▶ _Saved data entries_
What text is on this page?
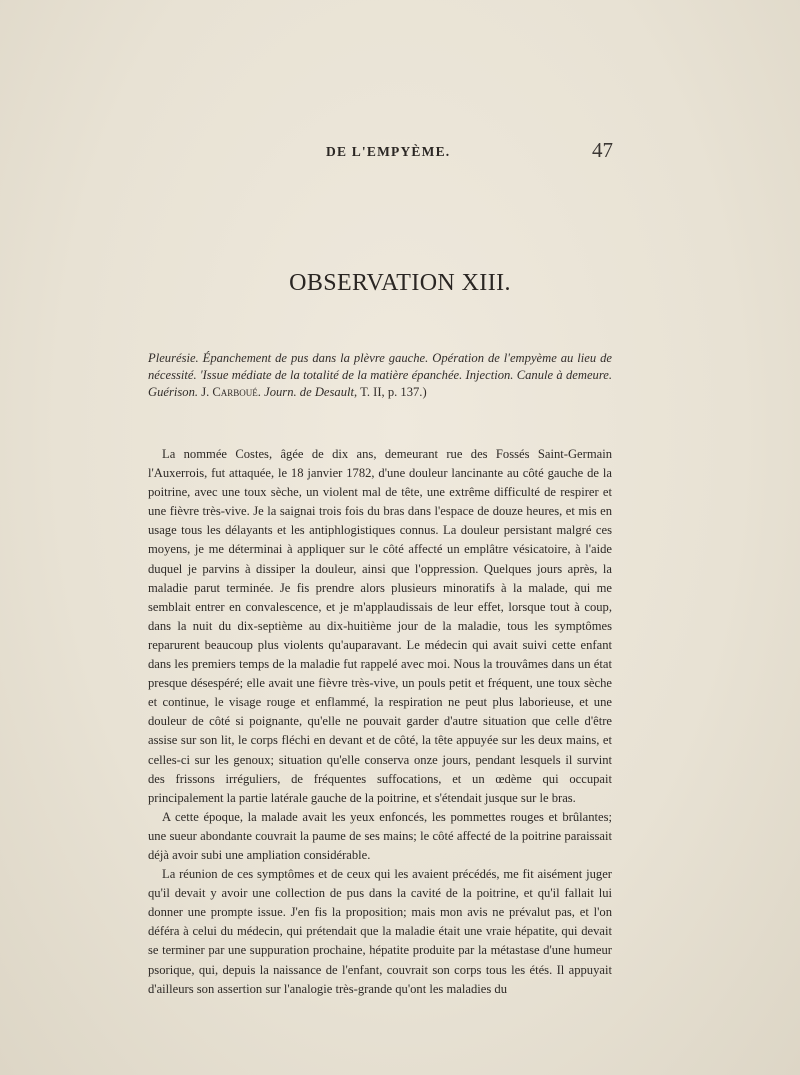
DE L'EMPYÈME.	47
OBSERVATION XIII.
Pleurésie. Épanchement de pus dans la plèvre gauche. Opération de l'empyème au lieu de nécessité. 'Issue médiate de la totalité de la matière épanchée. Injection. Canule à demeure. Guérison. J. Carboué. Journ. de Desault, T. II, p. 137.)

La nommée Costes, âgée de dix ans, demeurant rue des Fossés Saint-Germain l'Auxerrois, fut attaquée, le 18 janvier 1782, d'une douleur lancinante au côté gauche de la poitrine, avec une toux sèche, un violent mal de tête, une extrême difficulté de respirer et une fièvre très-vive. Je la saignai trois fois du bras dans l'espace de douze heures, et mis en usage tous les délayants et les antiphlogistiques connus. La douleur persistant malgré ces moyens, je me déterminai à appliquer sur le côté affecté un emplâtre vésicatoire, à l'aide duquel je parvins à dissiper la douleur, ainsi que l'oppression. Quelques jours après, la maladie parut terminée. Je fis prendre alors plusieurs minoratifs à la malade, qui me semblait entrer en convalescence, et je m'applaudissais de leur effet, lorsque tout à coup, dans la nuit du dix-septième au dix-huitième jour de la maladie, tous les symptômes reparurent beaucoup plus violents qu'auparavant. Le médecin qui avait suivi cette enfant dans les premiers temps de la maladie fut rappelé avec moi. Nous la trouvâmes dans un état presque désespéré; elle avait une fièvre très-vive, un pouls petit et fréquent, une toux sèche et continue, le visage rouge et enflammé, la respiration ne peut plus laborieuse, et une douleur de côté si poignante, qu'elle ne pouvait garder d'autre situation que celle d'être assise sur son lit, le corps fléchi en devant et de côté, la tête appuyée sur les deux mains, et celles-ci sur les genoux; situation qu'elle conserva onze jours, pendant lesquels il survint des frissons irréguliers, de fréquentes suffocations, et un œdème qui occupait principalement la partie latérale gauche de la poitrine, et s'étendait jusque sur le bras.

A cette époque, la malade avait les yeux enfoncés, les pommettes rouges et brûlantes; une sueur abondante couvrait la paume de ses mains; le côté affecté de la poitrine paraissait déjà avoir subi une ampliation considérable.

La réunion de ces symptômes et de ceux qui les avaient précédés, me fit aisément juger qu'il devait y avoir une collection de pus dans la cavité de la poitrine, et qu'il fallait lui donner une prompte issue. J'en fis la proposition; mais mon avis ne prévalut pas, et l'on déféra à celui du médecin, qui prétendait que la maladie était une vraie hépatite, qui devait se terminer par une suppuration prochaine, hépatite produite par la métastase d'une humeur psorique, qui, depuis la naissance de l'enfant, couvrait son corps tous les étés. Il appuyait d'ailleurs son assertion sur l'analogie très-grande qu'ont les maladies du
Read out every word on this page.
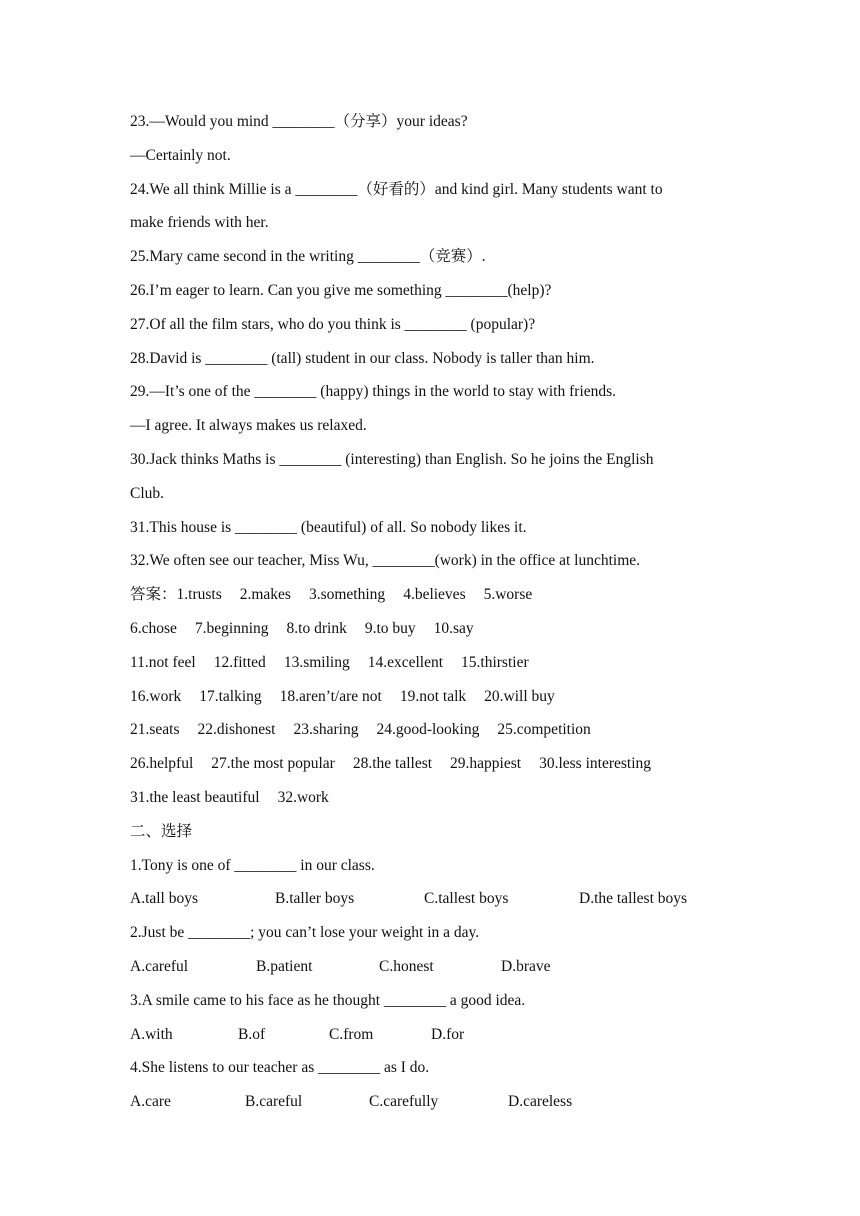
23.—Would you mind ________（分享）your ideas?
—Certainly not.
24.We all think Millie is a ________（好看的）and kind girl. Many students want to
make friends with her.
25.Mary came second in the writing ________（竞赛）.
26.I’m eager to learn. Can you give me something ________(help)?
27.Of all the film stars, who do you think is ________ (popular)?
28.David is ________ (tall) student in our class. Nobody is taller than him.
29.—It’s one of the ________ (happy) things in the world to stay with friends.
—I agree. It always makes us relaxed.
30.Jack thinks Maths is ________ (interesting) than English. So he joins the English
Club.
31.This house is ________ (beautiful) of all. So nobody likes it.
32.We often see our teacher, Miss Wu, ________(work) in the office at lunchtime.
答案：1.trusts 2.makes 3.something 4.believes 5.worse
6.chose 7.beginning 8.to drink 9.to buy 10.say
11.not feel 12.fitted 13.smiling 14.excellent 15.thirstier
16.work 17.talking 18.aren’t/are not 19.not talk 20.will buy
21.seats 22.dishonest 23.sharing 24.good-looking 25.competition
26.helpful 27.the most popular 28.the tallest 29.happiest 30.less interesting
31.the least beautiful 32.work
二、选择
1.Tony is one of ________ in our class.
A.tall boys	B.taller boys	C.tallest boys	D.the tallest boys
2.Just be ________; you can’t lose your weight in a day.
A.careful	B.patient	C.honest	D.brave
3.A smile came to his face as he thought ________ a good idea.
A.with	B.of	C.from	D.for
4.She listens to our teacher as ________ as I do.
A.care	B.careful	C.carefully	D.careless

▶ _Directions_
From the records above, copy every line that holds the word "good".

▶ _Exercise response_
21.seats 22.dishonest 23.sharing 24.good-looking 25.competition
3.A smile came to his face as he thought ________ a good idea.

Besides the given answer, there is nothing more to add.